Written problem:
Exactly reproduce each record listed below.

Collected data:
----------------------------------------

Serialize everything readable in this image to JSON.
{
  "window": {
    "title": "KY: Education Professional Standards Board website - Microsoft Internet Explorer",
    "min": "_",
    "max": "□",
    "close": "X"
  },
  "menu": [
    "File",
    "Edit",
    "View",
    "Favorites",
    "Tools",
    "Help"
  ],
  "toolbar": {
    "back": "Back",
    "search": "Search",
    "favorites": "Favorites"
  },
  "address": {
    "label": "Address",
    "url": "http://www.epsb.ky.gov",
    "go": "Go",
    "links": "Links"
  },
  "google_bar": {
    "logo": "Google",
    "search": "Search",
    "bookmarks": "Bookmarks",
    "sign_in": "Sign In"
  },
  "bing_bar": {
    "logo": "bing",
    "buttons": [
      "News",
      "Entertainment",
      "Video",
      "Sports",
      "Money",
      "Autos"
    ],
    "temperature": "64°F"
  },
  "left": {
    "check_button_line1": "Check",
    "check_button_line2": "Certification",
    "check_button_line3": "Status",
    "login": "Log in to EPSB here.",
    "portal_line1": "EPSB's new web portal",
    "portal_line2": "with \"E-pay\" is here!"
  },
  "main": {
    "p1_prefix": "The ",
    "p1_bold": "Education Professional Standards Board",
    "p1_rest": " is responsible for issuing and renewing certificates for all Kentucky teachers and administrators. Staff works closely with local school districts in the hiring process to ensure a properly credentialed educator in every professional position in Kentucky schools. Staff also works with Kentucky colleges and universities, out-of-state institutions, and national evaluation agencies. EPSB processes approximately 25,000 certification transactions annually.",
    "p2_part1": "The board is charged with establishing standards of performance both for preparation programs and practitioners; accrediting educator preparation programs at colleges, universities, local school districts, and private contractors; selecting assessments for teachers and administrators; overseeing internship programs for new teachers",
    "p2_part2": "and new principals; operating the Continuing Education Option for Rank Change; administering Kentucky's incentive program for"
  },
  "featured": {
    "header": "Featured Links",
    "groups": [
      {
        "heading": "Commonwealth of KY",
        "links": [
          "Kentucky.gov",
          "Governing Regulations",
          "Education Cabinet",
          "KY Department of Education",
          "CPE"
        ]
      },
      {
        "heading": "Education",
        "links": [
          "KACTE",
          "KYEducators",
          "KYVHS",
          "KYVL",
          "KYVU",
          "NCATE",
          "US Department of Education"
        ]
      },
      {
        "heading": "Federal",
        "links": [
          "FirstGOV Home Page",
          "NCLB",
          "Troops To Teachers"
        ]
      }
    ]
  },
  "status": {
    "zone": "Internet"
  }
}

----------------------------------------

Solution to the exercise:
Serialize everything readable in this image to JSON.
{
  "window": {
    "title": "KY: Education Professional Standards Board website - Microsoft Internet Explorer",
    "min": "_",
    "max": "□",
    "close": "X"
  },
  "menu": [
    "File",
    "Edit",
    "View",
    "Favorites",
    "Tools",
    "Help"
  ],
  "toolbar": {
    "back": "Back",
    "search": "Search",
    "favorites": "Favorites"
  },
  "address": {
    "label": "Address",
    "url": "http://www.epsb.ky.gov",
    "go": "Go",
    "links": "Links"
  },
  "google_bar": {
    "logo": "Google",
    "search": "Search",
    "bookmarks": "Bookmarks",
    "sign_in": "Sign In"
  },
  "bing_bar": {
    "logo": "bing",
    "buttons": [
      "News",
      "Entertainment",
      "Video",
      "Sports",
      "Money",
      "Autos"
    ],
    "temperature": "64°F"
  },
  "left": {
    "check_button_line1": "Check",
    "check_button_line2": "Certification",
    "check_button_line3": "Status",
    "login": "Log in to EPSB here.",
    "portal_line1": "EPSB's new web portal",
    "portal_line2": "with \"E-pay\" is here!"
  },
  "main": {
    "p1_prefix": "The ",
    "p1_bold": "Education Professional Standards Board",
    "p1_rest": " is responsible for issuing and renewing certificates for all Kentucky teachers and administrators. Staff works closely with local school districts in the hiring process to ensure a properly credentialed educator in every professional position in Kentucky schools. Staff also works with Kentucky colleges and universities, out-of-state institutions, and national evaluation agencies. EPSB processes approximately 25,000 certification transactions annually.",
    "p2_part1": "The board is charged with establishing standards of performance both for preparation programs and practitioners; accrediting educator preparation programs at colleges, universities, local school districts, and private contractors; selecting assessments for teachers and administrators; overseeing internship programs for new teachers",
    "p2_part2": "and new principals; operating the Continuing Education Option for Rank Change; administering Kentucky's incentive program for"
  },
  "featured": {
    "header": "Featured Links",
    "groups": [
      {
        "heading": "Commonwealth of KY",
        "links": [
          "Kentucky.gov",
          "Governing Regulations",
          "Education Cabinet",
          "KY Department of Education",
          "CPE"
        ]
      },
      {
        "heading": "Education",
        "links": [
          "KACTE",
          "KYEducators",
          "KYVHS",
          "KYVL",
          "KYVU",
          "NCATE",
          "US Department of Education"
        ]
      },
      {
        "heading": "Federal",
        "links": [
          "FirstGOV Home Page",
          "NCLB",
          "Troops To Teachers"
        ]
      }
    ]
  },
  "status": {
    "zone": "Internet"
  }
}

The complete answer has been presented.